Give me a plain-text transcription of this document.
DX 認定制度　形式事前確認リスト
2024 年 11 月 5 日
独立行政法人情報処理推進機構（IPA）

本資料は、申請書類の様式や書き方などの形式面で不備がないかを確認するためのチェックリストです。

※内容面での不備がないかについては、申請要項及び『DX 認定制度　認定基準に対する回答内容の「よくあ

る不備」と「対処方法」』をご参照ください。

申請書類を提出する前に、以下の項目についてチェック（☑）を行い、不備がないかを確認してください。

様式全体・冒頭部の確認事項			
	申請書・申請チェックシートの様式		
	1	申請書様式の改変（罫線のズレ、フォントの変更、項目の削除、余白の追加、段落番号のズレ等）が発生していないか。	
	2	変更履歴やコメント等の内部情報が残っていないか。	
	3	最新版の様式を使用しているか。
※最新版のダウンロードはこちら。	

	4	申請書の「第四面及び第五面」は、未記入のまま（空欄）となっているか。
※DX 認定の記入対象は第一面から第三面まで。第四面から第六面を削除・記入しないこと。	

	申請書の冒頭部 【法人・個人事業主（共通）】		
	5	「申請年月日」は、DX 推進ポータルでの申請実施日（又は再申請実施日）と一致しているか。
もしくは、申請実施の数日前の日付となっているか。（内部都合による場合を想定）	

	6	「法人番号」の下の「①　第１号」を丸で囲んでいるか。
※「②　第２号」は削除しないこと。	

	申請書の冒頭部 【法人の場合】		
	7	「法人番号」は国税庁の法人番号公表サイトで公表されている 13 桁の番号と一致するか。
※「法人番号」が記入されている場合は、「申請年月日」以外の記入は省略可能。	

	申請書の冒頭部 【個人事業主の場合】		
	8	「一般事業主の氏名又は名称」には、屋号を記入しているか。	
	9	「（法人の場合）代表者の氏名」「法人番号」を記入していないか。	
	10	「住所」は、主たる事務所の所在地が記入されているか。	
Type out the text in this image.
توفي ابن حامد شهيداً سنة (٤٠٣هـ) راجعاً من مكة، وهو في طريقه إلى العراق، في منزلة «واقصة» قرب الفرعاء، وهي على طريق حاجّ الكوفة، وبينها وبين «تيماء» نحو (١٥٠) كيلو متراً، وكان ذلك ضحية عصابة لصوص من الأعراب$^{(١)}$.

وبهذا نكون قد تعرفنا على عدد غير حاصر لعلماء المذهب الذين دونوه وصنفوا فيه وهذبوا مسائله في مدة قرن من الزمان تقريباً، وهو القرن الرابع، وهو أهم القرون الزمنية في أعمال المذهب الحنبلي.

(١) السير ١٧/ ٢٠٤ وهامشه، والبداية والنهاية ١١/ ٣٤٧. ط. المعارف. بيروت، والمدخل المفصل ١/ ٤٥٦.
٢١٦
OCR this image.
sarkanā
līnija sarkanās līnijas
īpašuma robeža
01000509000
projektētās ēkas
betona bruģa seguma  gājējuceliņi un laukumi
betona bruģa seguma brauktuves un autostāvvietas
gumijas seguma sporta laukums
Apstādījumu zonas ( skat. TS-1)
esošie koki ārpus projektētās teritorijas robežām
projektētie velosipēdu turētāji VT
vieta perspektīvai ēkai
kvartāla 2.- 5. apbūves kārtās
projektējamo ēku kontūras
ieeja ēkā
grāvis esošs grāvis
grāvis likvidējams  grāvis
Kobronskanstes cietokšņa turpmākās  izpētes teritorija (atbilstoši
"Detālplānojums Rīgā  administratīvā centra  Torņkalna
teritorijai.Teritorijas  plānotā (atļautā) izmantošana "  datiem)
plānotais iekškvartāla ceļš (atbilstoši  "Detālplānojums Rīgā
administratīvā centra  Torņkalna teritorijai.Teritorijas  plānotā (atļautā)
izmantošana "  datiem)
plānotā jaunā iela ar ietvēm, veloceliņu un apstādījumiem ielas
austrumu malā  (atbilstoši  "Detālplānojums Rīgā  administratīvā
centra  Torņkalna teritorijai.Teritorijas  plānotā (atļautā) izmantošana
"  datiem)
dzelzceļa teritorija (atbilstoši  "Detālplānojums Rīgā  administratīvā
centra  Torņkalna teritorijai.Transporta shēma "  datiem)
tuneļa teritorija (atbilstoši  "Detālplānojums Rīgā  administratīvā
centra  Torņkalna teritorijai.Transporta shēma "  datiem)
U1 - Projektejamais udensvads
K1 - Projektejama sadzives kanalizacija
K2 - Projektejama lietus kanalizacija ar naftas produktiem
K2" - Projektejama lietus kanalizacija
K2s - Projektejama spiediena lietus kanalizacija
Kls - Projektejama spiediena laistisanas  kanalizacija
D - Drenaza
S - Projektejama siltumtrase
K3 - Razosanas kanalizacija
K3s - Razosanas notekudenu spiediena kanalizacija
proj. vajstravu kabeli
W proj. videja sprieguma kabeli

• **Problem to work on**: Write out every line from the records above, word for word.

• **Written answer**:
Give me a plain-text transcription of this document.
DX 認定制度　形式事前確認リスト
2024 年 11 月 5 日
独立行政法人情報処理推進機構（IPA）

本資料は、申請書類の様式や書き方などの形式面で不備がないかを確認するためのチェックリストです。

※内容面での不備がないかについては、申請要項及び『DX 認定制度　認定基準に対する回答内容の「よくあ

る不備」と「対処方法」』をご参照ください。

申請書類を提出する前に、以下の項目についてチェック（☑）を行い、不備がないかを確認してください。

様式全体・冒頭部の確認事項			
	申請書・申請チェックシートの様式		
	1	申請書様式の改変（罫線のズレ、フォントの変更、項目の削除、余白の追加、段落番号のズレ等）が発生していないか。	
	2	変更履歴やコメント等の内部情報が残っていないか。	
	3	最新版の様式を使用しているか。
※最新版のダウンロードはこちら。	

	4	申請書の「第四面及び第五面」は、未記入のまま（空欄）となっているか。
※DX 認定の記入対象は第一面から第三面まで。第四面から第六面を削除・記入しないこと。	

	申請書の冒頭部 【法人・個人事業主（共通）】		
	5	「申請年月日」は、DX 推進ポータルでの申請実施日（又は再申請実施日）と一致しているか。
もしくは、申請実施の数日前の日付となっているか。（内部都合による場合を想定）	

	6	「法人番号」の下の「①　第１号」を丸で囲んでいるか。
※「②　第２号」は削除しないこと。	

	申請書の冒頭部 【法人の場合】		
	7	「法人番号」は国税庁の法人番号公表サイトで公表されている 13 桁の番号と一致するか。
※「法人番号」が記入されている場合は、「申請年月日」以外の記入は省略可能。	

	申請書の冒頭部 【個人事業主の場合】		
	8	「一般事業主の氏名又は名称」には、屋号を記入しているか。	
	9	「（法人の場合）代表者の氏名」「法人番号」を記入していないか。	
	10	「住所」は、主たる事務所の所在地が記入されているか。	
Type out the text in this image.
توفي ابن حامد شهيداً سنة (٤٠٣هـ) راجعاً من مكة، وهو في طريقه إلى العراق، في منزلة «واقصة» قرب الفرعاء، وهي على طريق حاجّ الكوفة، وبينها وبين «تيماء» نحو (١٥٠) كيلو متراً، وكان ذلك ضحية عصابة لصوص من الأعراب$^{(١)}$.

وبهذا نكون قد تعرفنا على عدد غير حاصر لعلماء المذهب الذين دونوه وصنفوا فيه وهذبوا مسائله في مدة قرن من الزمان تقريباً، وهو القرن الرابع، وهو أهم القرون الزمنية في أعمال المذهب الحنبلي.

(١) السير ١٧/ ٢٠٤ وهامشه، والبداية والنهاية ١١/ ٣٤٧. ط. المعارف. بيروت، والمدخل المفصل ١/ ٤٥٦.
٢١٦
OCR this image.
sarkanā
līnija sarkanās līnijas
īpašuma robeža
01000509000
projektētās ēkas
betona bruģa seguma  gājējuceliņi un laukumi
betona bruģa seguma brauktuves un autostāvvietas
gumijas seguma sporta laukums
Apstādījumu zonas ( skat. TS-1)
esošie koki ārpus projektētās teritorijas robežām
projektētie velosipēdu turētāji VT
vieta perspektīvai ēkai
kvartāla 2.- 5. apbūves kārtās
projektējamo ēku kontūras
ieeja ēkā
grāvis esošs grāvis
grāvis likvidējams  grāvis
Kobronskanstes cietokšņa turpmākās  izpētes teritorija (atbilstoši
"Detālplānojums Rīgā  administratīvā centra  Torņkalna
teritorijai.Teritorijas  plānotā (atļautā) izmantošana "  datiem)
plānotais iekškvartāla ceļš (atbilstoši  "Detālplānojums Rīgā
administratīvā centra  Torņkalna teritorijai.Teritorijas  plānotā (atļautā)
izmantošana "  datiem)
plānotā jaunā iela ar ietvēm, veloceliņu un apstādījumiem ielas
austrumu malā  (atbilstoši  "Detālplānojums Rīgā  administratīvā
centra  Torņkalna teritorijai.Teritorijas  plānotā (atļautā) izmantošana
"  datiem)
dzelzceļa teritorija (atbilstoši  "Detālplānojums Rīgā  administratīvā
centra  Torņkalna teritorijai.Transporta shēma "  datiem)
tuneļa teritorija (atbilstoši  "Detālplānojums Rīgā  administratīvā
centra  Torņkalna teritorijai.Transporta shēma "  datiem)
U1 - Projektejamais udensvads
K1 - Projektejama sadzives kanalizacija
K2 - Projektejama lietus kanalizacija ar naftas produktiem
K2" - Projektejama lietus kanalizacija
K2s - Projektejama spiediena lietus kanalizacija
Kls - Projektejama spiediena laistisanas  kanalizacija
D - Drenaza
S - Projektejama siltumtrase
K3 - Razosanas kanalizacija
K3s - Razosanas notekudenu spiediena kanalizacija
proj. vajstravu kabeli
W proj. videja sprieguma kabeli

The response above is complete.